■ **Supplied material**
---

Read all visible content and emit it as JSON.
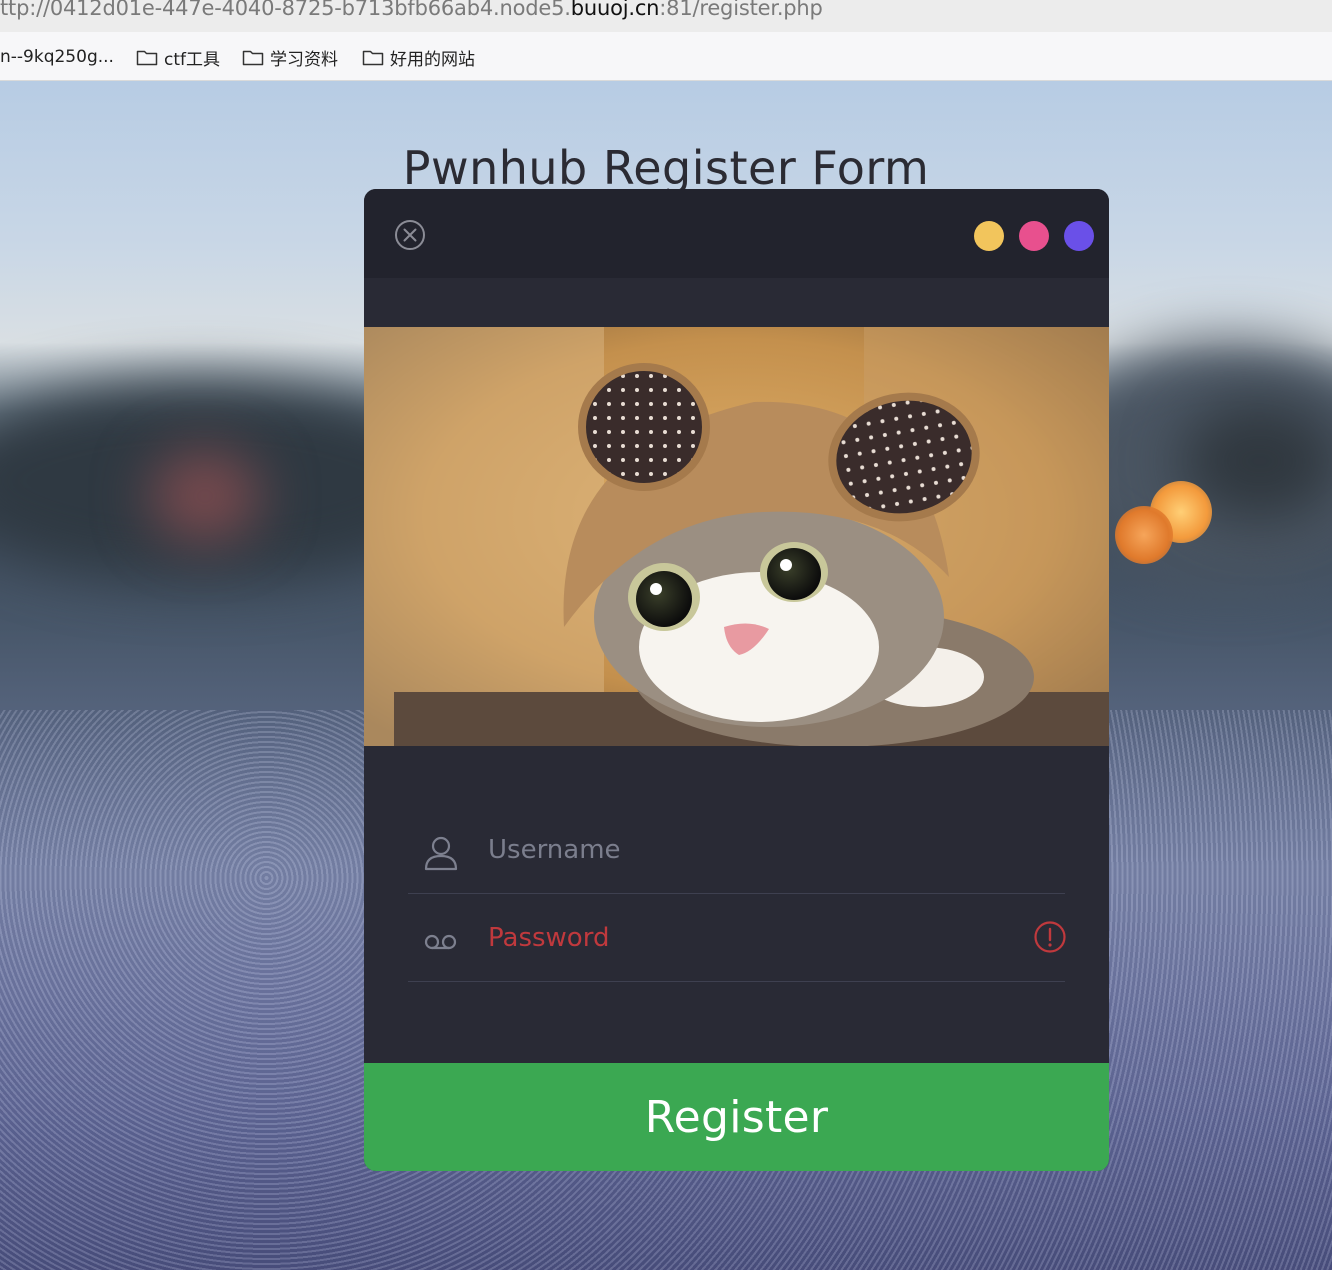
{
  "browser": {
    "url_prefix": "ttp://0412d01e-447e-4040-8725-b713bfb66ab4.node5.",
    "url_host": "buuoj.cn",
    "url_suffix": ":81/register.php",
    "bookmarks": [
      {
        "label": "n--9kq250g...",
        "icon": "none"
      },
      {
        "label": "ctf工具",
        "icon": "folder-icon"
      },
      {
        "label": "学习资料",
        "icon": "folder-icon"
      },
      {
        "label": "好用的网站",
        "icon": "folder-icon"
      }
    ]
  },
  "page": {
    "title": "Pwnhub Register Form"
  },
  "card": {
    "header": {
      "close_icon": "close-circle-icon",
      "dots": [
        {
          "name": "yellow-dot",
          "color": "#f2c55c"
        },
        {
          "name": "pink-dot",
          "color": "#e8508e"
        },
        {
          "name": "purple-dot",
          "color": "#6a50e8"
        }
      ]
    },
    "photo": {
      "icon": "cat-in-bear-hat-photo"
    },
    "username": {
      "placeholder": "Username",
      "value": "",
      "icon": "user-icon"
    },
    "password": {
      "placeholder": "Password",
      "value": "",
      "icon": "voicemail-key-icon",
      "error_icon": "alert-circle-icon",
      "error_color": "#c0393d"
    },
    "register_label": "Register",
    "register_color": "#3ba852"
  }
}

---

■ **Short problem**
Reproduce each line exactly as it appears, omitting the pictures.

■ **Completed exercise**
Read all visible content and emit it as JSON.
{
  "browser": {
    "url_prefix": "ttp://0412d01e-447e-4040-8725-b713bfb66ab4.node5.",
    "url_host": "buuoj.cn",
    "url_suffix": ":81/register.php",
    "bookmarks": [
      {
        "label": "n--9kq250g...",
        "icon": "none"
      },
      {
        "label": "ctf工具",
        "icon": "folder-icon"
      },
      {
        "label": "学习资料",
        "icon": "folder-icon"
      },
      {
        "label": "好用的网站",
        "icon": "folder-icon"
      }
    ]
  },
  "page": {
    "title": "Pwnhub Register Form"
  },
  "card": {
    "header": {
      "close_icon": "close-circle-icon",
      "dots": [
        {
          "name": "yellow-dot",
          "color": "#f2c55c"
        },
        {
          "name": "pink-dot",
          "color": "#e8508e"
        },
        {
          "name": "purple-dot",
          "color": "#6a50e8"
        }
      ]
    },
    "photo": {
      "icon": "cat-in-bear-hat-photo"
    },
    "username": {
      "placeholder": "Username",
      "value": "",
      "icon": "user-icon"
    },
    "password": {
      "placeholder": "Password",
      "value": "",
      "icon": "voicemail-key-icon",
      "error_icon": "alert-circle-icon",
      "error_color": "#c0393d"
    },
    "register_label": "Register",
    "register_color": "#3ba852"
  }
}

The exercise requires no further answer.